- _Exercise aim_:
Filter the records below down to lines containing "JSON".

- _Data for the task_:
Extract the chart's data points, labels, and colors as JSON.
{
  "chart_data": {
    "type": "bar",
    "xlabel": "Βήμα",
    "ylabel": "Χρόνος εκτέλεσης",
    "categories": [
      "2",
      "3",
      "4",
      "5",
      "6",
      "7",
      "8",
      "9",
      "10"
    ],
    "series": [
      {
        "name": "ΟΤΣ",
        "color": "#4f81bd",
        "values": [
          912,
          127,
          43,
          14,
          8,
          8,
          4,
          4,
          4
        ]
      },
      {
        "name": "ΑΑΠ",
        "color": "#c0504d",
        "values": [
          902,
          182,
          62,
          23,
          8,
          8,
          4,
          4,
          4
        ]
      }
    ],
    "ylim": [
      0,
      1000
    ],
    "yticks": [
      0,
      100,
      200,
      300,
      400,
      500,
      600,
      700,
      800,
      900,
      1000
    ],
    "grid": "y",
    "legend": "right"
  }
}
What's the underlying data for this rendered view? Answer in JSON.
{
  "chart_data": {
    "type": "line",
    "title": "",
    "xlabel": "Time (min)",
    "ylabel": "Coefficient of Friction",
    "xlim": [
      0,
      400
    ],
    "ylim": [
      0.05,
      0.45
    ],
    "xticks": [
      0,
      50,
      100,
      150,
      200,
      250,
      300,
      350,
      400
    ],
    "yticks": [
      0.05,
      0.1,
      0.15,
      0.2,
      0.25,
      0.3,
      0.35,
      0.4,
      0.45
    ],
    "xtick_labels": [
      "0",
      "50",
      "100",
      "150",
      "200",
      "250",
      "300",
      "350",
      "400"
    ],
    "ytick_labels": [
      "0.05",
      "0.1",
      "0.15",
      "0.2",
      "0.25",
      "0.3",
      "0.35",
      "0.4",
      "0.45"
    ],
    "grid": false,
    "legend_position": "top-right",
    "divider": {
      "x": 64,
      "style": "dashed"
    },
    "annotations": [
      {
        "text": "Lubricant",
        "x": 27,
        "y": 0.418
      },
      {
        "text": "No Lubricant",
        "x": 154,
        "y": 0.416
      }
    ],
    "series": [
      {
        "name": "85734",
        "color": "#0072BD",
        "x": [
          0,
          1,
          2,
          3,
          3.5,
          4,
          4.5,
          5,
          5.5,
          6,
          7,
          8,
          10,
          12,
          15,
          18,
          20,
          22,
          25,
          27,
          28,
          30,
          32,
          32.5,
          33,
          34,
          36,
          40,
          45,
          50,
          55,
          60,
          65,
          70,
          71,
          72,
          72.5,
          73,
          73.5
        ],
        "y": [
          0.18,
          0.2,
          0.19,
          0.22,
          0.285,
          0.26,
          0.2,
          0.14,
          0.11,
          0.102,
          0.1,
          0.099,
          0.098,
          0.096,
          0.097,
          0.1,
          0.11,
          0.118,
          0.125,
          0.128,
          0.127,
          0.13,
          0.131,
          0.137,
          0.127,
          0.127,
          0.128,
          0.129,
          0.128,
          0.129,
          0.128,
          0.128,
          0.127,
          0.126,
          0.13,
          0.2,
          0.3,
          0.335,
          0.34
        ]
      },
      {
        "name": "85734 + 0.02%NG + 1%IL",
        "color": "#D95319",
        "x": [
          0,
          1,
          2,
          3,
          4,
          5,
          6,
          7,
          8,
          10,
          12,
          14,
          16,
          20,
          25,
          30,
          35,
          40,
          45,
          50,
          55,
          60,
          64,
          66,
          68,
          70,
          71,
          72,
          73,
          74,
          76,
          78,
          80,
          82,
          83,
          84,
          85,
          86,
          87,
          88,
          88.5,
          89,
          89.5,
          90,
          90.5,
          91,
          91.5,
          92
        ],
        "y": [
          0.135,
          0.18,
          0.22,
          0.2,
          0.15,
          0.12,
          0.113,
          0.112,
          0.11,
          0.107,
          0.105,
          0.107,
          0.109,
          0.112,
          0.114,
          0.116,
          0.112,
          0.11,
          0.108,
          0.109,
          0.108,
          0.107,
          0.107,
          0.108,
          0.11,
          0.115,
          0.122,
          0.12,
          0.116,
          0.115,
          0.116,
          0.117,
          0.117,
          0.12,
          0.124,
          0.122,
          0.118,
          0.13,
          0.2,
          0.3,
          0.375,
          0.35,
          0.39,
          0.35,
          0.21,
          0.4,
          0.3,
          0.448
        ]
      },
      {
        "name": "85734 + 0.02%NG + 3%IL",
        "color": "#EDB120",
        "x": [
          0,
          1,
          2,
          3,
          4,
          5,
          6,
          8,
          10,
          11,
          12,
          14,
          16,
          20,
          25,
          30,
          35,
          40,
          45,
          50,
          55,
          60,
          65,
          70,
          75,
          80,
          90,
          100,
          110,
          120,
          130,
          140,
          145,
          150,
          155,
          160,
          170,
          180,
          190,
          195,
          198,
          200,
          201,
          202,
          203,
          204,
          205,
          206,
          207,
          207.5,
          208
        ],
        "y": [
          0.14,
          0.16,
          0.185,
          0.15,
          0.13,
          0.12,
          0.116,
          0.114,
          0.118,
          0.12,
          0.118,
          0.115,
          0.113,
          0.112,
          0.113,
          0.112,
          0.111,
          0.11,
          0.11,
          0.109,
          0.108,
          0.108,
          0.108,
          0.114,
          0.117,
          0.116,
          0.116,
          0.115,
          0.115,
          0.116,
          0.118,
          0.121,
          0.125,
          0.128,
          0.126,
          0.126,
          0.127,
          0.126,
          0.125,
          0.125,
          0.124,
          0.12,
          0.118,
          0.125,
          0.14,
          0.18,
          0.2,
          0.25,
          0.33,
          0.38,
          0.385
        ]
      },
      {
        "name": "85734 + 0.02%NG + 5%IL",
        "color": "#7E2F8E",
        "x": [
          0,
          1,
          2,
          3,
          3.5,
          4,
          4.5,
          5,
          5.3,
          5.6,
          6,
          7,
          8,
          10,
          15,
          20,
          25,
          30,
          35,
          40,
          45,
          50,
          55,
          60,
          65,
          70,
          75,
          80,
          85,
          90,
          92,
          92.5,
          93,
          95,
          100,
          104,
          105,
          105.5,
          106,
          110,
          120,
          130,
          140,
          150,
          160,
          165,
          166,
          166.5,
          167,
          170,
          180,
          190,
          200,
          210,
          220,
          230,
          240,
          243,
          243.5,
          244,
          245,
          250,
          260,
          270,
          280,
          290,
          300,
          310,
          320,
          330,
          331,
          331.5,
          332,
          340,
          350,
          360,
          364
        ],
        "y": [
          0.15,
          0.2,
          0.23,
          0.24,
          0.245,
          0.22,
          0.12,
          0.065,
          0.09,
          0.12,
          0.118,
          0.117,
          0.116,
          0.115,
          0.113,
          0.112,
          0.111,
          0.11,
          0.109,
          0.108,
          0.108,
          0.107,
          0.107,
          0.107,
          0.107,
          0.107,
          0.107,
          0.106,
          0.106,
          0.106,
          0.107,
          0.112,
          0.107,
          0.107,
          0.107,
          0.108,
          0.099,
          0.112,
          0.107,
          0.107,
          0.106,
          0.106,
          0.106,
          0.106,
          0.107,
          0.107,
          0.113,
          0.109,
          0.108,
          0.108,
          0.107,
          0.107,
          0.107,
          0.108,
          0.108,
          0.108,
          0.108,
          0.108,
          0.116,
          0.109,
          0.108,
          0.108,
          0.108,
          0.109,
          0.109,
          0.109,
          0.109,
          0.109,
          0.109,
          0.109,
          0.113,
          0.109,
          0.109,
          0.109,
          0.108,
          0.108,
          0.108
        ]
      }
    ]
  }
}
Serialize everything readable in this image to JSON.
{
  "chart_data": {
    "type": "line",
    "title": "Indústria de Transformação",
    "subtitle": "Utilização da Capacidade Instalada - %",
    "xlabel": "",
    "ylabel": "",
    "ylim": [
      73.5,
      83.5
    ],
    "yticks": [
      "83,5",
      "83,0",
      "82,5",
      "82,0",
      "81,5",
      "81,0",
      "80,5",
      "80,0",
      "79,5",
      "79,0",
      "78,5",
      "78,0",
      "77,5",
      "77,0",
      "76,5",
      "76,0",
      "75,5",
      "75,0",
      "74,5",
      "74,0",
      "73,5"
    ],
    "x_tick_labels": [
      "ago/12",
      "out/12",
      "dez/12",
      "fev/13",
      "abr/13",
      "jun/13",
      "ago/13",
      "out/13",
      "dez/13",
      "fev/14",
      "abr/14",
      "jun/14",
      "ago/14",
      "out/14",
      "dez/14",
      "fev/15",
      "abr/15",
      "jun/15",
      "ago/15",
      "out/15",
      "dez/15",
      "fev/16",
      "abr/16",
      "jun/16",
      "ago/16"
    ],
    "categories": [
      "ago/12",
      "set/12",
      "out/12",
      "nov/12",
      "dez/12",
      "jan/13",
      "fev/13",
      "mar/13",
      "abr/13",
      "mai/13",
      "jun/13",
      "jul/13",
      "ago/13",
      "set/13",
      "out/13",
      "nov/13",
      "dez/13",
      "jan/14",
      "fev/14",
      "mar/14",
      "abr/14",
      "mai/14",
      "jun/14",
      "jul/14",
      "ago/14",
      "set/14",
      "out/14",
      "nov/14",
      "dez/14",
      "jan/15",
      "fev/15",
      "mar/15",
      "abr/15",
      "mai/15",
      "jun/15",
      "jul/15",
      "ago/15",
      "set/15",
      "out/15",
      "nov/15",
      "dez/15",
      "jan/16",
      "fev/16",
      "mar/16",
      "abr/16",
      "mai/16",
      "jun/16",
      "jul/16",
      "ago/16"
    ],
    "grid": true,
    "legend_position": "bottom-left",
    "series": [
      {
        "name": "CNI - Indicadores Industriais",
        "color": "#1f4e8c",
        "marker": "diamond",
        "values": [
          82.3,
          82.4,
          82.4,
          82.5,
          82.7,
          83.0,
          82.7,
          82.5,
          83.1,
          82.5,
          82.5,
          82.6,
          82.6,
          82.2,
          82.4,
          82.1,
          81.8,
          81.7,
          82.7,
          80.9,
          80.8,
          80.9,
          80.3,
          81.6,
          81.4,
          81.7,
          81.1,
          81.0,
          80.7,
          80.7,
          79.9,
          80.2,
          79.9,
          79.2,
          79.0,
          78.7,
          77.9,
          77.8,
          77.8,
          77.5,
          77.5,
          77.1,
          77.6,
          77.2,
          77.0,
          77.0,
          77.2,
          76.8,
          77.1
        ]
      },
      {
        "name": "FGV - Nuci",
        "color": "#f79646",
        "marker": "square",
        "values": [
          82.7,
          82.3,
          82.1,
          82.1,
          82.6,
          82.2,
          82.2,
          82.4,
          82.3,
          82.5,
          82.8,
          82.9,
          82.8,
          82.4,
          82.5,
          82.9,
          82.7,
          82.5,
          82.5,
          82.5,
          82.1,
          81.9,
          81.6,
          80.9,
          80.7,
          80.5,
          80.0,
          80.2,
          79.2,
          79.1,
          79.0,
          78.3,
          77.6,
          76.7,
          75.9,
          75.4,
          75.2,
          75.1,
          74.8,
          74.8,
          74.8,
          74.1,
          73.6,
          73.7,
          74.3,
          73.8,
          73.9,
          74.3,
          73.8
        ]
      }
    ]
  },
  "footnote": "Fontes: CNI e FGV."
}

- _Exercise answer_:
Extract the chart's data points, labels, and colors as JSON.
What's the underlying data for this rendered view? Answer in JSON.
Serialize everything readable in this image to JSON.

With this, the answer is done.